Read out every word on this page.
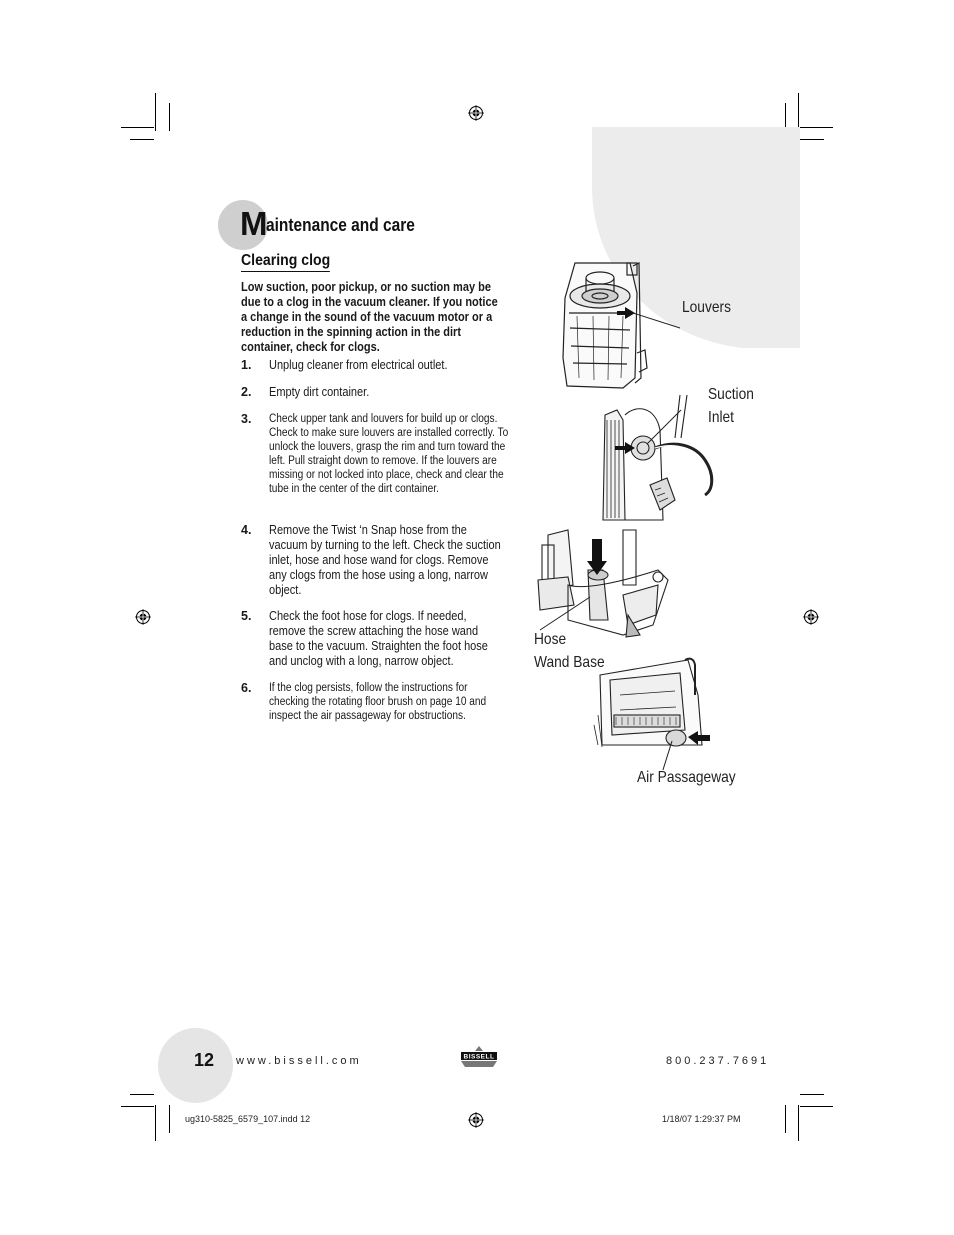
M
aintenance and care
Clearing clog
Low suction, poor pickup, or no suction may be due to a clog in the vacuum cleaner. If you notice a change in the sound of the vacuum motor or a reduction in the spinning action in the dirt container, check for clogs.
1. Unplug cleaner from electrical outlet.
2. Empty dirt container.
3. Check upper tank and louvers for build up or clogs. Check to make sure louvers are installed correctly. To unlock the louvers, grasp the rim and turn toward the left. Pull straight down to remove. If the louvers are missing or not locked into place, check and clear the tube in the center of the dirt container.
4. Remove the Twist ‘n Snap hose from the vacuum by turning to the left. Check the suction inlet, hose and hose wand for clogs. Remove any clogs from the hose using a long, narrow object.
5. Check the foot hose for clogs. If needed, remove the screw attaching the hose wand base to the vacuum. Straighten the foot hose and unclog with a long, narrow object.
6. If the clog persists, follow the instructions for checking the rotating floor brush on page 10 and inspect the air passageway for obstructions.
Louvers
Suction
Inlet
Hose
Wand Base
Air Passageway
12 www.bissell.com	800.237.7691
BISSELL
ug310-5825_6579_107.indd 12	1/18/07 1:29:37 PM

--------------------

Pull every line containing the word "long" out of the entries above.

* _RESULT_:
4. Remove the Twist ‘n Snap hose from the vacuum by turning to the left. Check the suction inlet, hose and hose wand for clogs. Remove any clogs from the hose using a long, narrow object.
5. Check the foot hose for clogs. If needed, remove the screw attaching the hose wand base to the vacuum. Straighten the foot hose and unclog with a long, narrow object.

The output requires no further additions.